## What to produce:
Copy each line below that includes "JSON".

[Stored data entries]
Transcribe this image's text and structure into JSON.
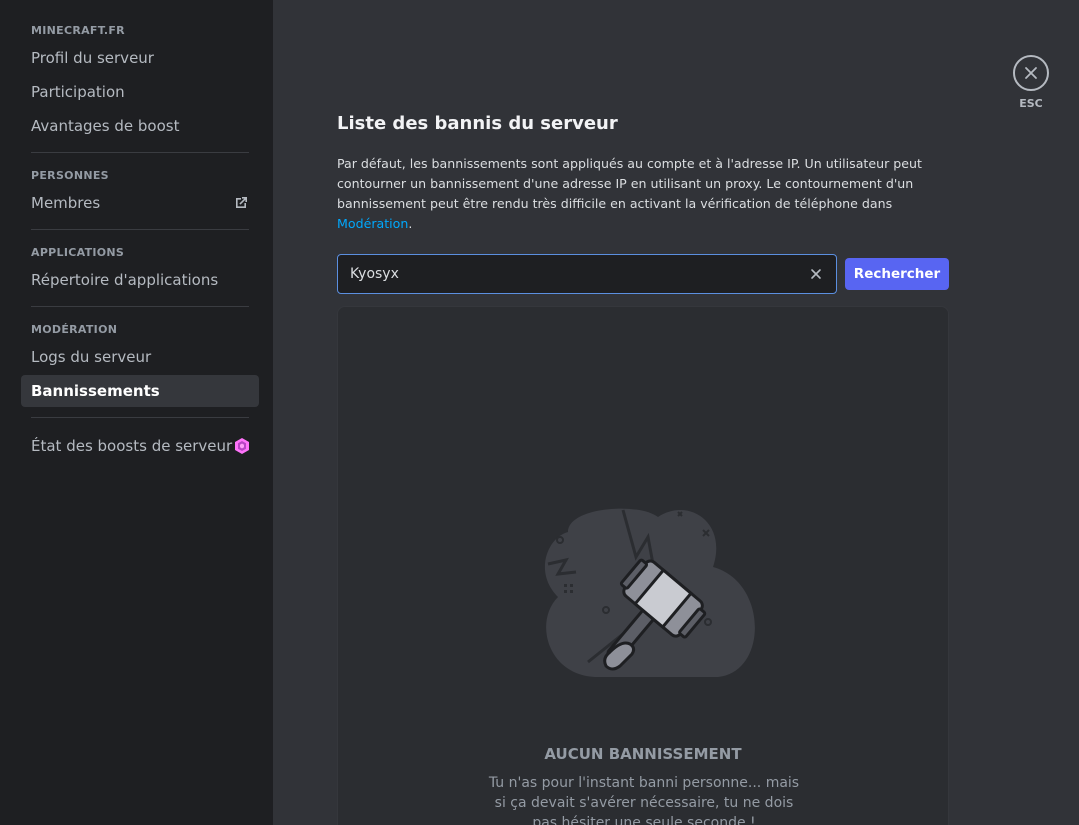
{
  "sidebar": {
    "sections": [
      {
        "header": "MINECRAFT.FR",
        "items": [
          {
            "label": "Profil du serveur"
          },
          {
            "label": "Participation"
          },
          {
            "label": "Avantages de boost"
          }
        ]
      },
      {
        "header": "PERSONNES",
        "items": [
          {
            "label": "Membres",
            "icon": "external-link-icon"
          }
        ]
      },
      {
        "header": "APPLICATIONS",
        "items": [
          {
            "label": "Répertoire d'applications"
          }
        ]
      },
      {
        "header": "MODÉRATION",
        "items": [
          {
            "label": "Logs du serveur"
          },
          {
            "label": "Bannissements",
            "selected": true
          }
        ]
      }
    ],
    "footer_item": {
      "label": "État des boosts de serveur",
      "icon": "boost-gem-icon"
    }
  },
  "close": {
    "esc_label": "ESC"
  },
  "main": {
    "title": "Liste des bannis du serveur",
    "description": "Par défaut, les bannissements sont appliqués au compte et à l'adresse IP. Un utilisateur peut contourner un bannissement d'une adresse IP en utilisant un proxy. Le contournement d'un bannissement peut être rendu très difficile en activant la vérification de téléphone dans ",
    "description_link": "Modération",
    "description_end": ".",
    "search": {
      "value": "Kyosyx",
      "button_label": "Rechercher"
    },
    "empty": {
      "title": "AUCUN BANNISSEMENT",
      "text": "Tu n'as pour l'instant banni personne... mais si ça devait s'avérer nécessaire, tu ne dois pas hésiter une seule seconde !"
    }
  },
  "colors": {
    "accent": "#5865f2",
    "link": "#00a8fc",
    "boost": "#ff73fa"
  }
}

* * *

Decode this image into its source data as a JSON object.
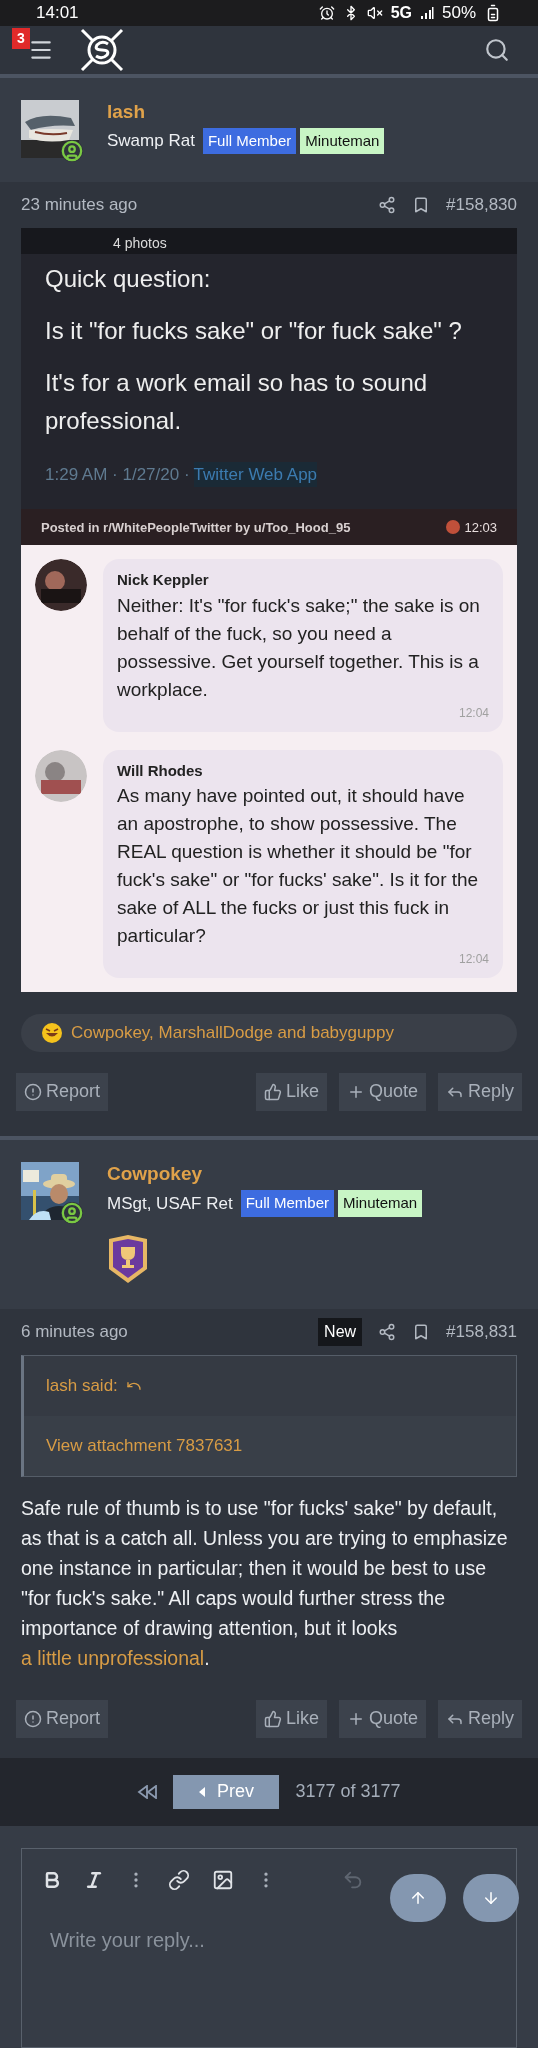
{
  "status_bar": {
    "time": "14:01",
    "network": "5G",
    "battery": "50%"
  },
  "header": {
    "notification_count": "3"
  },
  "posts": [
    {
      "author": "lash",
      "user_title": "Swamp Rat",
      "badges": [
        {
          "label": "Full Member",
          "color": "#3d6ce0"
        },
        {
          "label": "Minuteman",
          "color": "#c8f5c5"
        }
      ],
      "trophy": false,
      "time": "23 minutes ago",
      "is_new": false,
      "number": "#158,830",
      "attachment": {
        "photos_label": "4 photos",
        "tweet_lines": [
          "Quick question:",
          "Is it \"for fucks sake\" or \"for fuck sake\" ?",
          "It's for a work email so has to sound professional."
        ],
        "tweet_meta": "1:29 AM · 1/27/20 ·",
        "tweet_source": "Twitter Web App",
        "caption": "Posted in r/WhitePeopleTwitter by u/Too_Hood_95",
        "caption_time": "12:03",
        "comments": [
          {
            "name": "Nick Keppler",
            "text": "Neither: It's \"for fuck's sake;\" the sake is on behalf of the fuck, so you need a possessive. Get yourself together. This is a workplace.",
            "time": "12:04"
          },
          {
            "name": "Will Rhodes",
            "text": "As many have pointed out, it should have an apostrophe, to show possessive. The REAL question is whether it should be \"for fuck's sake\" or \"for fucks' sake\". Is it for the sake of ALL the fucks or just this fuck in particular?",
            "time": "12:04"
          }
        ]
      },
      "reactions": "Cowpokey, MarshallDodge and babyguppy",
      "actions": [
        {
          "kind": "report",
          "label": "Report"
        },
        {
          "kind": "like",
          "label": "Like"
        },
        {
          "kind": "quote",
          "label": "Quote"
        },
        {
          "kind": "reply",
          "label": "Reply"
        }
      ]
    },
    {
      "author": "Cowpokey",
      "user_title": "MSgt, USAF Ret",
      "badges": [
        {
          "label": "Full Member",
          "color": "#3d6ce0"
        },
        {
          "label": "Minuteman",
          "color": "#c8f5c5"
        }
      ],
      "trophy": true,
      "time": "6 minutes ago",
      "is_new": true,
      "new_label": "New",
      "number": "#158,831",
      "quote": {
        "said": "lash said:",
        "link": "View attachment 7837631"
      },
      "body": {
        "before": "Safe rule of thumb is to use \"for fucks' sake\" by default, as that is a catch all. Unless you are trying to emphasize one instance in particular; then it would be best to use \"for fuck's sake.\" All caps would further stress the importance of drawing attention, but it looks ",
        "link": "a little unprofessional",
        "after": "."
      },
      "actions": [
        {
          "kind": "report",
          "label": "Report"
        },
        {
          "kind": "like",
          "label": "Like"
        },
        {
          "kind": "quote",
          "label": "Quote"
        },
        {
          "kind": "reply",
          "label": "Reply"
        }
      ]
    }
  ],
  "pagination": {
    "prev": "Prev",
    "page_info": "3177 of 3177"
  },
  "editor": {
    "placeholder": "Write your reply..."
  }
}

## Result of the task:
Transcribe this image's text and structure into JSON.
Decode this image into its source data as a JSON object.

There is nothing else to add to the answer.